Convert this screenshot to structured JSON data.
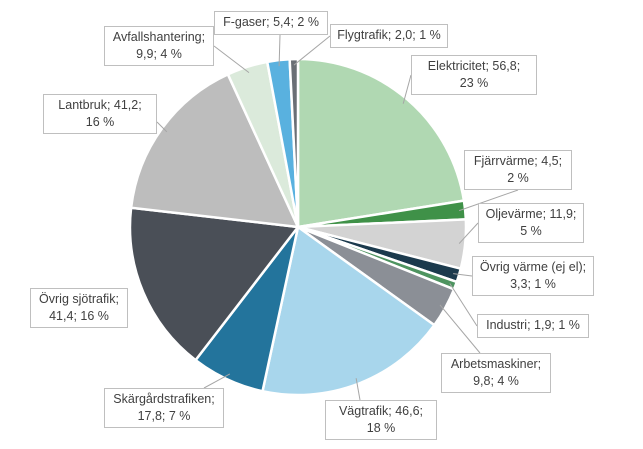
{
  "chart_data": {
    "type": "pie",
    "title": "",
    "start_angle_deg": 0,
    "direction": "clockwise",
    "slices": [
      {
        "name": "Elektricitet",
        "value": 56.8,
        "percent": "23 %",
        "label_lines": [
          "Elektricitet; 56,8;",
          "23 %"
        ],
        "color": "#b0d8b2"
      },
      {
        "name": "Fjärrvärme",
        "value": 4.5,
        "percent": "2 %",
        "label_lines": [
          "Fjärrvärme; 4,5;",
          "2 %"
        ],
        "color": "#3f9148"
      },
      {
        "name": "Oljevärme",
        "value": 11.9,
        "percent": "5 %",
        "label_lines": [
          "Oljevärme; 11,9;",
          "5 %"
        ],
        "color": "#d3d3d3"
      },
      {
        "name": "Övrig värme (ej el)",
        "value": 3.3,
        "percent": "1 %",
        "label_lines": [
          "Övrig värme (ej el);",
          "3,3; 1 %"
        ],
        "color": "#1b3a4d"
      },
      {
        "name": "Industri",
        "value": 1.9,
        "percent": "1 %",
        "label_lines": [
          "Industri; 1,9; 1 %"
        ],
        "color": "#4e9460"
      },
      {
        "name": "Arbetsmaskiner",
        "value": 9.8,
        "percent": "4 %",
        "label_lines": [
          "Arbetsmaskiner;",
          "9,8; 4 %"
        ],
        "color": "#8b8f96"
      },
      {
        "name": "Vägtrafik",
        "value": 46.6,
        "percent": "18 %",
        "label_lines": [
          "Vägtrafik; 46,6;",
          "18 %"
        ],
        "color": "#a8d6ec"
      },
      {
        "name": "Skärgårdstrafiken",
        "value": 17.8,
        "percent": "7 %",
        "label_lines": [
          "Skärgårdstrafiken;",
          "17,8; 7 %"
        ],
        "color": "#23749c"
      },
      {
        "name": "Övrig sjötrafik",
        "value": 41.4,
        "percent": "16 %",
        "label_lines": [
          "Övrig sjötrafik;",
          "41,4; 16 %"
        ],
        "color": "#4a4f57"
      },
      {
        "name": "Lantbruk",
        "value": 41.2,
        "percent": "16 %",
        "label_lines": [
          "Lantbruk; 41,2;",
          "16 %"
        ],
        "color": "#bdbdbd"
      },
      {
        "name": "Avfallshantering",
        "value": 9.9,
        "percent": "4 %",
        "label_lines": [
          "Avfallshantering;",
          "9,9; 4 %"
        ],
        "color": "#dbeadb"
      },
      {
        "name": "F-gaser",
        "value": 5.4,
        "percent": "2 %",
        "label_lines": [
          "F-gaser; 5,4; 2 %"
        ],
        "color": "#59b1df"
      },
      {
        "name": "Flygtrafik",
        "value": 2.0,
        "percent": "1 %",
        "label_lines": [
          "Flygtrafik; 2,0; 1 %"
        ],
        "color": "#6a6f75"
      }
    ]
  }
}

— EXERCISE PROMPT —
Reproduce all the records verbatim, excluding images.

— WRITTEN ANSWER —
Convert this screenshot to structured JSON data.
{
  "chart_data": {
    "type": "pie",
    "title": "",
    "start_angle_deg": 0,
    "direction": "clockwise",
    "slices": [
      {
        "name": "Elektricitet",
        "value": 56.8,
        "percent": "23 %",
        "label_lines": [
          "Elektricitet; 56,8;",
          "23 %"
        ],
        "color": "#b0d8b2"
      },
      {
        "name": "Fjärrvärme",
        "value": 4.5,
        "percent": "2 %",
        "label_lines": [
          "Fjärrvärme; 4,5;",
          "2 %"
        ],
        "color": "#3f9148"
      },
      {
        "name": "Oljevärme",
        "value": 11.9,
        "percent": "5 %",
        "label_lines": [
          "Oljevärme; 11,9;",
          "5 %"
        ],
        "color": "#d3d3d3"
      },
      {
        "name": "Övrig värme (ej el)",
        "value": 3.3,
        "percent": "1 %",
        "label_lines": [
          "Övrig värme (ej el);",
          "3,3; 1 %"
        ],
        "color": "#1b3a4d"
      },
      {
        "name": "Industri",
        "value": 1.9,
        "percent": "1 %",
        "label_lines": [
          "Industri; 1,9; 1 %"
        ],
        "color": "#4e9460"
      },
      {
        "name": "Arbetsmaskiner",
        "value": 9.8,
        "percent": "4 %",
        "label_lines": [
          "Arbetsmaskiner;",
          "9,8; 4 %"
        ],
        "color": "#8b8f96"
      },
      {
        "name": "Vägtrafik",
        "value": 46.6,
        "percent": "18 %",
        "label_lines": [
          "Vägtrafik; 46,6;",
          "18 %"
        ],
        "color": "#a8d6ec"
      },
      {
        "name": "Skärgårdstrafiken",
        "value": 17.8,
        "percent": "7 %",
        "label_lines": [
          "Skärgårdstrafiken;",
          "17,8; 7 %"
        ],
        "color": "#23749c"
      },
      {
        "name": "Övrig sjötrafik",
        "value": 41.4,
        "percent": "16 %",
        "label_lines": [
          "Övrig sjötrafik;",
          "41,4; 16 %"
        ],
        "color": "#4a4f57"
      },
      {
        "name": "Lantbruk",
        "value": 41.2,
        "percent": "16 %",
        "label_lines": [
          "Lantbruk; 41,2;",
          "16 %"
        ],
        "color": "#bdbdbd"
      },
      {
        "name": "Avfallshantering",
        "value": 9.9,
        "percent": "4 %",
        "label_lines": [
          "Avfallshantering;",
          "9,9; 4 %"
        ],
        "color": "#dbeadb"
      },
      {
        "name": "F-gaser",
        "value": 5.4,
        "percent": "2 %",
        "label_lines": [
          "F-gaser; 5,4; 2 %"
        ],
        "color": "#59b1df"
      },
      {
        "name": "Flygtrafik",
        "value": 2.0,
        "percent": "1 %",
        "label_lines": [
          "Flygtrafik; 2,0; 1 %"
        ],
        "color": "#6a6f75"
      }
    ]
  }
}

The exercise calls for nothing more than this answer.